(Collected data entries)
----------------------------------------

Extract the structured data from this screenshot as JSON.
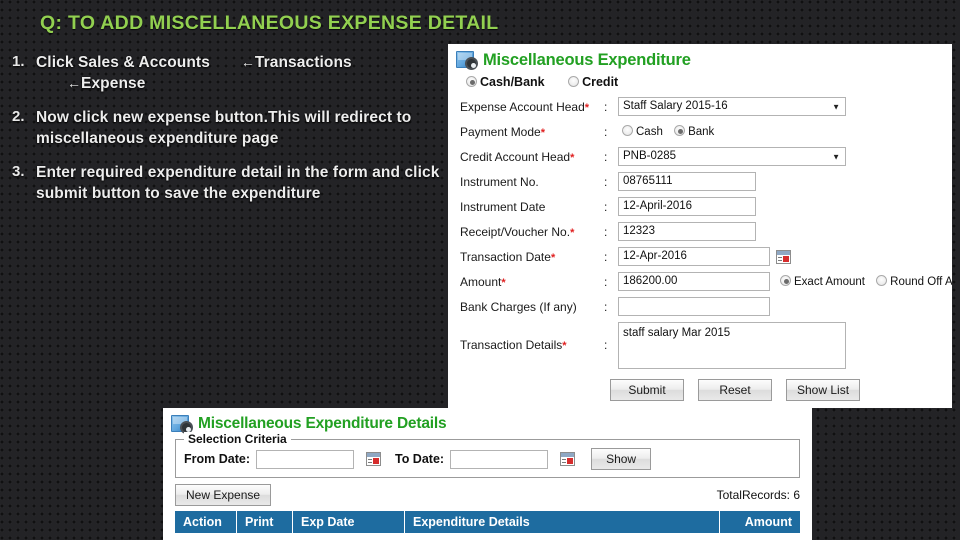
{
  "slide": {
    "title": "Q: TO ADD MISCELLANEOUS EXPENSE DETAIL",
    "title_color": "#92d050",
    "background_color": "#232326"
  },
  "steps": [
    {
      "num": "1.",
      "part1": "Click  Sales & Accounts",
      "arrow1": "←",
      "part2": "Transactions",
      "arrow2": "←",
      "part3": "Expense"
    },
    {
      "num": "2.",
      "text": "Now click new expense button.This will redirect to miscellaneous expenditure page"
    },
    {
      "num": "3.",
      "text": "Enter required expenditure detail in the form and click submit button to save the expenditure"
    }
  ],
  "form_panel": {
    "icon": "app-window-gear-icon",
    "title": "Miscellaneous Expenditure",
    "title_color": "#22a022",
    "type_options": [
      {
        "label": "Cash/Bank",
        "selected": true
      },
      {
        "label": "Credit",
        "selected": false
      }
    ],
    "fields": {
      "expense_account_head": {
        "label": "Expense Account Head",
        "required": "*",
        "colon": ":",
        "value": "Staff Salary 2015-16",
        "caret": "▼"
      },
      "payment_mode": {
        "label": "Payment Mode",
        "required": "*",
        "colon": ":",
        "options": [
          {
            "label": "Cash",
            "selected": false
          },
          {
            "label": "Bank",
            "selected": true
          }
        ]
      },
      "credit_account_head": {
        "label": "Credit Account Head",
        "required": "*",
        "colon": ":",
        "value": "PNB-0285",
        "caret": "▼"
      },
      "instrument_no": {
        "label": "Instrument No.",
        "required": "",
        "colon": ":",
        "value": "08765111"
      },
      "instrument_date": {
        "label": "Instrument Date",
        "required": "",
        "colon": ":",
        "value": "12-April-2016"
      },
      "receipt_voucher_no": {
        "label": "Receipt/Voucher No.",
        "required": "*",
        "colon": ":",
        "value": "12323"
      },
      "transaction_date": {
        "label": "Transaction Date",
        "required": "*",
        "colon": ":",
        "value": "12-Apr-2016",
        "calendar_icon": "calendar-icon"
      },
      "amount": {
        "label": "Amount",
        "required": "*",
        "colon": ":",
        "value": "186200.00",
        "options": [
          {
            "label": "Exact Amount",
            "selected": true
          },
          {
            "label": "Round Off Amount",
            "selected": false
          }
        ]
      },
      "bank_charges": {
        "label": "Bank Charges (If any)",
        "required": "",
        "colon": ":",
        "value": ""
      },
      "transaction_details": {
        "label": "Transaction Details",
        "required": "*",
        "colon": ":",
        "value": "staff salary Mar 2015"
      }
    },
    "buttons": {
      "submit": "Submit",
      "reset": "Reset",
      "show_list": "Show List"
    }
  },
  "list_panel": {
    "icon": "app-window-gear-icon",
    "title": "Miscellaneous Expenditure Details",
    "title_color": "#22a022",
    "selection_criteria": {
      "legend": "Selection Criteria",
      "from_date_label": "From Date:",
      "from_date_value": "",
      "from_date_picker": "calendar-icon",
      "to_date_label": "To Date:",
      "to_date_value": "",
      "to_date_picker": "calendar-icon",
      "show_button": "Show"
    },
    "new_expense_button": "New Expense",
    "total_records": "TotalRecords: 6",
    "grid_headers": [
      "Action",
      "Print",
      "Exp Date",
      "Expenditure Details",
      "Amount"
    ],
    "grid_header_color": "#1e6ca0"
  }
}
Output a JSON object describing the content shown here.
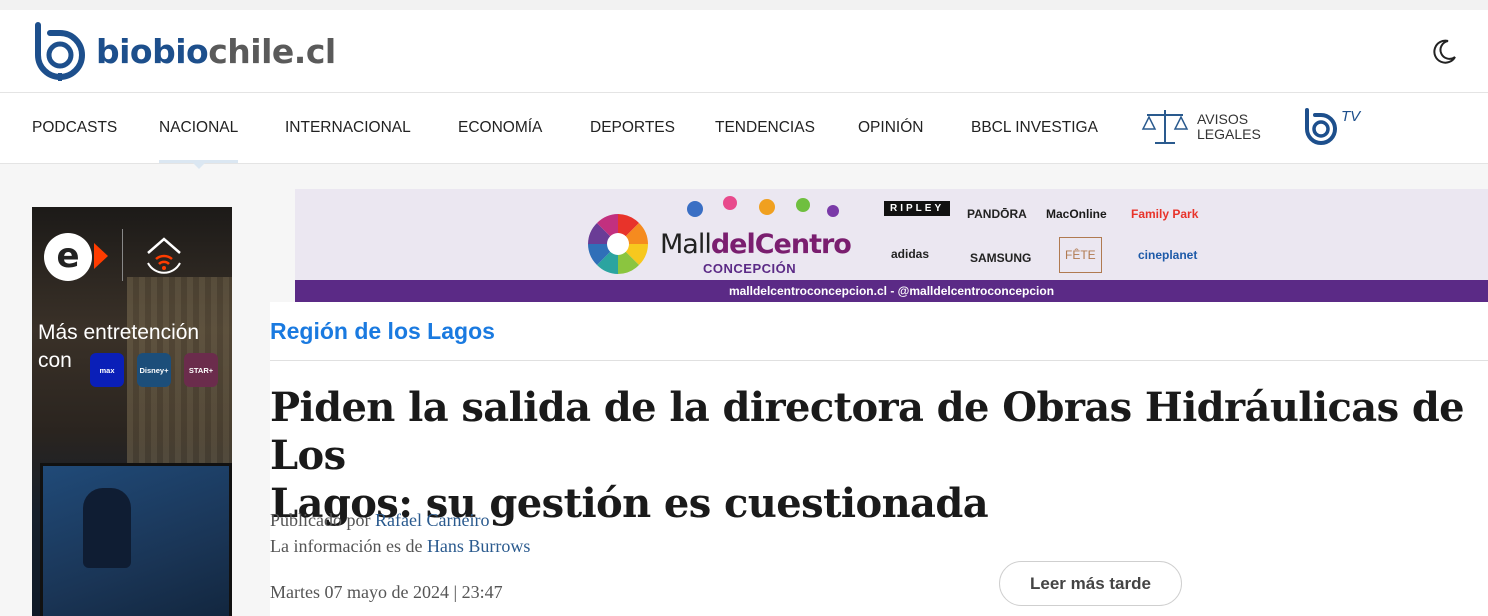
{
  "header": {
    "logo": {
      "bio": "biobio",
      "chile": "chile.cl"
    },
    "dark_mode_icon": "moon-icon"
  },
  "nav": {
    "items": [
      {
        "label": "PODCASTS"
      },
      {
        "label": "NACIONAL",
        "active": true
      },
      {
        "label": "INTERNACIONAL"
      },
      {
        "label": "ECONOMÍA"
      },
      {
        "label": "DEPORTES"
      },
      {
        "label": "TENDENCIAS"
      },
      {
        "label": "OPINIÓN"
      },
      {
        "label": "BBCL INVESTIGA"
      }
    ],
    "avisos": {
      "line1": "AVISOS",
      "line2": "LEGALES",
      "icon": "scales-icon"
    },
    "tv": {
      "label": "TV",
      "icon": "biobio-tv-icon"
    }
  },
  "left_ad": {
    "tagline": "Más entretención con",
    "chips": [
      "max",
      "Disney+",
      "STAR+"
    ]
  },
  "banner": {
    "mall_prefix": "Mall",
    "mall_name": "delCentro",
    "city": "CONCEPCIÓN",
    "brands": [
      "RIPLEY",
      "PANDŌRA",
      "MacOnline",
      "Family Park",
      "adidas",
      "SAMSUNG",
      "FÊTE",
      "cineplanet"
    ],
    "footer": "malldelcentroconcepcion.cl - @malldelcentroconcepcion"
  },
  "article": {
    "section": "Región de los Lagos",
    "headline_line1": "Piden la salida de la directora de Obras Hidráulicas de Los",
    "headline_line2": "Lagos: su gestión es cuestionada",
    "published_prefix": "Publicado por ",
    "author": "Rafael Carneiro",
    "info_prefix": "La información es de ",
    "source": "Hans Burrows",
    "date": "Martes 07 mayo de 2024 | 23:47",
    "read_later": "Leer más tarde"
  },
  "colors": {
    "brand_blue": "#1d4f8c",
    "section_blue": "#1a7ae0",
    "link_blue": "#2a5a8e",
    "banner_purple": "#5b2a86"
  }
}
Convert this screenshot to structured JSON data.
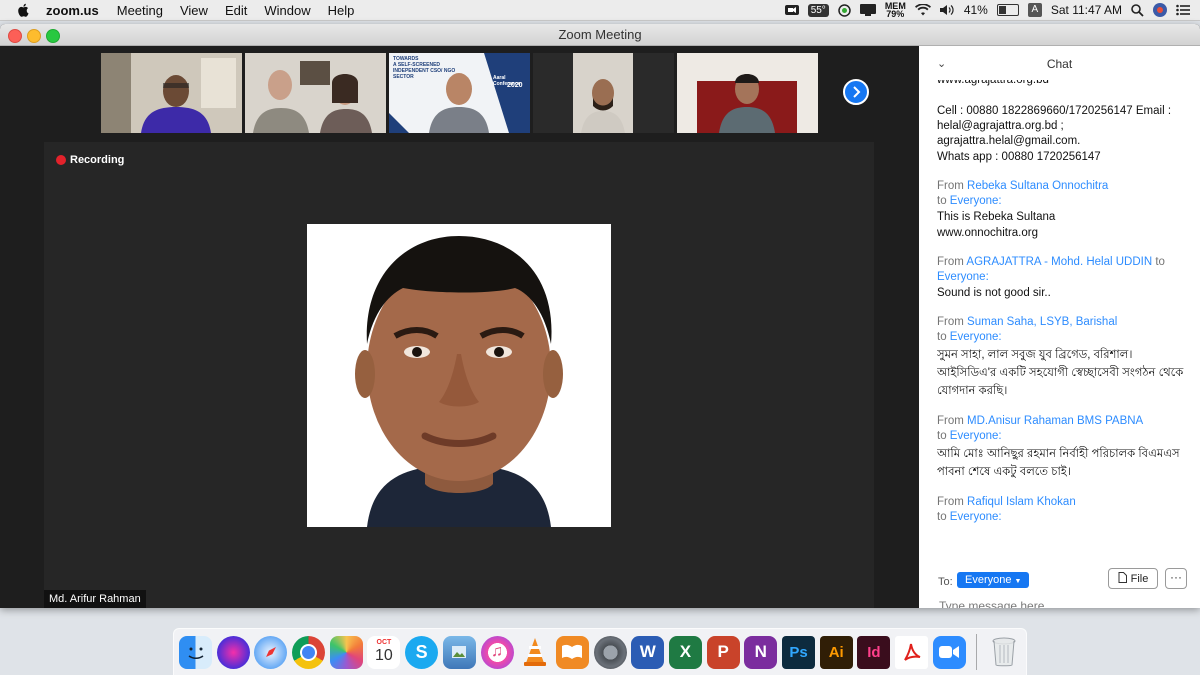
{
  "menubar": {
    "app_name": "zoom.us",
    "menus": [
      "Meeting",
      "View",
      "Edit",
      "Window",
      "Help"
    ],
    "status": {
      "temperature": "55°",
      "mem_label": "MEM",
      "mem_value": "79%",
      "battery_percent": "41%",
      "input_source": "A",
      "clock": "Sat 11:47 AM"
    }
  },
  "window": {
    "title": "Zoom Meeting"
  },
  "meeting": {
    "recording_label": "Recording",
    "active_speaker_name": "Md. Arifur Rahman",
    "thumbnail_slide_text": [
      "TOWARDS",
      "A SELF-SCREENED",
      "INDEPENDENT CSO/ NGO",
      "SECTOR",
      "Aaral Conference",
      "2020"
    ]
  },
  "chat": {
    "title": "Chat",
    "messages": [
      {
        "from": "",
        "to": "",
        "lines": [
          "www.agrajattra.org.bd",
          "",
          "Cell : 00880 1822869660/1720256147 Email : helal@agrajattra.org.bd ; agrajattra.helal@gmail.com.",
          "Whats app : 00880 1720256147"
        ]
      },
      {
        "from": "Rebeka Sultana Onnochitra",
        "to": "Everyone:",
        "lines": [
          "This is Rebeka Sultana",
          "www.onnochitra.org"
        ]
      },
      {
        "from": "AGRAJATTRA - Mohd. Helal UDDIN",
        "to": "Everyone:",
        "lines": [
          "Sound is not good sir.."
        ]
      },
      {
        "from": "Suman Saha, LSYB, Barishal",
        "to": "Everyone:",
        "lines": [
          "সুমন সাহা, লাল সবুজ যুব ব্রিগেড, বরিশাল। আইসিডিএ'র একটি সহযোগী স্বেচ্ছাসেবী সংগঠন থেকে যোগদান করছি।"
        ]
      },
      {
        "from": "MD.Anisur Rahaman BMS PABNA",
        "to": "Everyone:",
        "lines": [
          "আমি মোঃ আনিছুর রহমান নির্বাহী পরিচালক বিএমএস পাবনা শেষে একটু বলতে চাই।"
        ]
      },
      {
        "from": "Rafiqul Islam Khokan",
        "to": "Everyone:",
        "lines": []
      }
    ],
    "from_word": "From",
    "to_word": "to",
    "footer": {
      "to_label": "To:",
      "recipient": "Everyone",
      "file_label": "File",
      "more_label": "···",
      "input_placeholder": "Type message here..."
    }
  },
  "dock": {
    "calendar_month": "OCT",
    "calendar_day": "10",
    "apps": [
      "finder-icon",
      "siri-icon",
      "safari-icon",
      "chrome-icon",
      "photos-icon",
      "calendar-icon",
      "skype-icon",
      "preview-icon",
      "itunes-icon",
      "vlc-icon",
      "books-icon",
      "system-preferences-icon",
      "word-icon",
      "excel-icon",
      "powerpoint-icon",
      "onenote-icon",
      "photoshop-icon",
      "illustrator-icon",
      "indesign-icon",
      "acrobat-icon",
      "zoom-icon",
      "trash-icon"
    ],
    "labels": {
      "skype": "S",
      "word": "W",
      "excel": "X",
      "powerpoint": "P",
      "onenote": "N",
      "photoshop": "Ps",
      "illustrator": "Ai",
      "indesign": "Id"
    }
  }
}
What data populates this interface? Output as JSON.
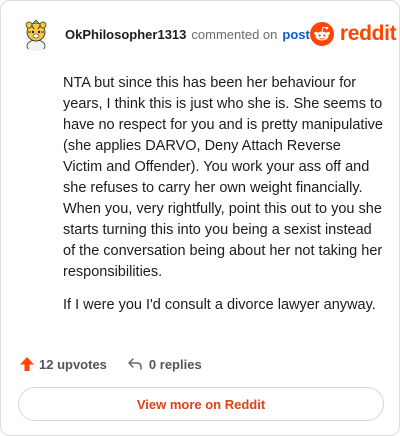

----------------------------------------

▶ [Instructions to follow] Read the entries above, then pull out the lines that include "screenshot".

▶ [Result of the task]
Extract the structured data from this screenshot as JSON.
Convert this screenshot to structured JSON data.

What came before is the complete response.